*WRITTEN TASK*
In the material below, the lines containing the word "BHIST" are required; copy each of them.

*PROVIDED DATA*
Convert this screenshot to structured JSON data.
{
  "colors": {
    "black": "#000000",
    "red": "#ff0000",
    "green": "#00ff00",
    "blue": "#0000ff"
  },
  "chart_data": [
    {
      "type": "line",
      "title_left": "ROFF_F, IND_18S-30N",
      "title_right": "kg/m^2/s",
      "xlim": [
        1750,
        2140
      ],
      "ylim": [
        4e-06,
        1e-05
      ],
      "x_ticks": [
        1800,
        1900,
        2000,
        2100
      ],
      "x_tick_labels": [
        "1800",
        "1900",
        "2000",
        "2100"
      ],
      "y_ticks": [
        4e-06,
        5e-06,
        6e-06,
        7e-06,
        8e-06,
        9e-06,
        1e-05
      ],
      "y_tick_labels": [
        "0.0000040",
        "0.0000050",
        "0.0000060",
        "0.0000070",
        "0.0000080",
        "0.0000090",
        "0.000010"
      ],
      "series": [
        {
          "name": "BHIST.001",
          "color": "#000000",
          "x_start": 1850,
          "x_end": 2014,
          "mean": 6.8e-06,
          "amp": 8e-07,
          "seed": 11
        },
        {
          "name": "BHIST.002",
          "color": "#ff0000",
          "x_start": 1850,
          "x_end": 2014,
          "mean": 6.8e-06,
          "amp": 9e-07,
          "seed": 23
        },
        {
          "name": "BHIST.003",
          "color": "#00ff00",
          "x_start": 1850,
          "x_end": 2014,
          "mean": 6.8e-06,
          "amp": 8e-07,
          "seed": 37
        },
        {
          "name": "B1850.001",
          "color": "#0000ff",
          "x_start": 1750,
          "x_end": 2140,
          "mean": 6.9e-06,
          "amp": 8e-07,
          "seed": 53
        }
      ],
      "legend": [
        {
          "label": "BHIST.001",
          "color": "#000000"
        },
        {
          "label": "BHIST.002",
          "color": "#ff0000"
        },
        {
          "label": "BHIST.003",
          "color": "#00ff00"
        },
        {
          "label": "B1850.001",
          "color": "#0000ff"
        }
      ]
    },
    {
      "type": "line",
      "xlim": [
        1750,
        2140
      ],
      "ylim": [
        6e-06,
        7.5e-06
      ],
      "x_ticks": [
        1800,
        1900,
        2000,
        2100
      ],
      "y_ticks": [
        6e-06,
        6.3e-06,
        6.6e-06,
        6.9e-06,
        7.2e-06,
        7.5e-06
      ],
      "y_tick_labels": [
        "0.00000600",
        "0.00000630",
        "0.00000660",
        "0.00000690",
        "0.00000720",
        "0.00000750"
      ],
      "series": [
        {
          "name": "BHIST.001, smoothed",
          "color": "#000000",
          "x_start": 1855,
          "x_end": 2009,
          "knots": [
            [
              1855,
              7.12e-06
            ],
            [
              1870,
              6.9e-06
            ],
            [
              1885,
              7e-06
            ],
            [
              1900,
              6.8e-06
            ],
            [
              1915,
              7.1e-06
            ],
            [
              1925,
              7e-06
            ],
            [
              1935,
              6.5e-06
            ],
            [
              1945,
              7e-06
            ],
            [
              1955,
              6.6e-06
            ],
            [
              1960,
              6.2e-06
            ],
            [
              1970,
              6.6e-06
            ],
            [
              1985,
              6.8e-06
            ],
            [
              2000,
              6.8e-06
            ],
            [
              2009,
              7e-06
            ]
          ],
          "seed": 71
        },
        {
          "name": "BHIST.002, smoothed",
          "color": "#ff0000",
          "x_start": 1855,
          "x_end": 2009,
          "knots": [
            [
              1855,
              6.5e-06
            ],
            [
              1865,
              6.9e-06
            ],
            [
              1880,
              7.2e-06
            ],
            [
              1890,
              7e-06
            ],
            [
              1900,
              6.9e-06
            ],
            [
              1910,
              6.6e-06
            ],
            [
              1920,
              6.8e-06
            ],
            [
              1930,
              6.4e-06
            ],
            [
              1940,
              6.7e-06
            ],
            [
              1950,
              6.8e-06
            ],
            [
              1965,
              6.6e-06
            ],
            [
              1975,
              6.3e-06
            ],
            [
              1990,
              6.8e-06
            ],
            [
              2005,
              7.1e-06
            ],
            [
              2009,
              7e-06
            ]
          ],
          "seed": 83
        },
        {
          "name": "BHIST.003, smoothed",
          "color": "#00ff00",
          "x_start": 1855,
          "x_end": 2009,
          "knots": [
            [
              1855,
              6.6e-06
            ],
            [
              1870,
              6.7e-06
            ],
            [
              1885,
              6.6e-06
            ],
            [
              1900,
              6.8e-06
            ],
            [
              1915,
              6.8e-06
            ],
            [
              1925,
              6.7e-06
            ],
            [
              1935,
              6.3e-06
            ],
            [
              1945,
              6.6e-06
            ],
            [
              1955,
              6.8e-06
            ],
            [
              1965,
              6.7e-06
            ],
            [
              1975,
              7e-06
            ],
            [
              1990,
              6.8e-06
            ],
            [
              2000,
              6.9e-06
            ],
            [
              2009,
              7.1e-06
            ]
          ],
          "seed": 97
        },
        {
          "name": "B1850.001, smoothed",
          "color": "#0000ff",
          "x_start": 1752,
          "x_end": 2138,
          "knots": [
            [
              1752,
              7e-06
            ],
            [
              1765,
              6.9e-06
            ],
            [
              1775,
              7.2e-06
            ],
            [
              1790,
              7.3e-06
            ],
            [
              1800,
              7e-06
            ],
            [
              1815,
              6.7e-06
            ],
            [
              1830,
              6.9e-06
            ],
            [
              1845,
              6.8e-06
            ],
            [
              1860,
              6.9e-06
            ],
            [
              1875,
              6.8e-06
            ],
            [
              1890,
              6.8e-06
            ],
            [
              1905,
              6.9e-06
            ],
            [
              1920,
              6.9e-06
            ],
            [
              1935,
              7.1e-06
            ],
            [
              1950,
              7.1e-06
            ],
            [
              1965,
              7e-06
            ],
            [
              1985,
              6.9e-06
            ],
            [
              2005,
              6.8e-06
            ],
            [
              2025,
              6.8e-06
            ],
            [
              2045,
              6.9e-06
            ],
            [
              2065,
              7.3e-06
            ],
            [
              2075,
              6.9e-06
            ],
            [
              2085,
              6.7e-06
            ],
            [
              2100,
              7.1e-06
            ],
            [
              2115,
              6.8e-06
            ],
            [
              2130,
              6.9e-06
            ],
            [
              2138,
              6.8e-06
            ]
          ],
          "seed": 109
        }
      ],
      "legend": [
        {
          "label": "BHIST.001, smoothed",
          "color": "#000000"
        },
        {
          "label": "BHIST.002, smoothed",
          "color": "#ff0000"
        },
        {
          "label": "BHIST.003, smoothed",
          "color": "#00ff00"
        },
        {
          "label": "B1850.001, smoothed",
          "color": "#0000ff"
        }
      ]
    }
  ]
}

*TASK OUTPUT*
          "name": "BHIST.001",
          "name": "BHIST.002",
          "name": "BHIST.003",
          "label": "BHIST.001",
          "label": "BHIST.002",
          "label": "BHIST.003",
          "name": "BHIST.001, smoothed",
          "name": "BHIST.002, smoothed",
          "name": "BHIST.003, smoothed",
          "label": "BHIST.001, smoothed",
          "label": "BHIST.002, smoothed",
          "label": "BHIST.003, smoothed",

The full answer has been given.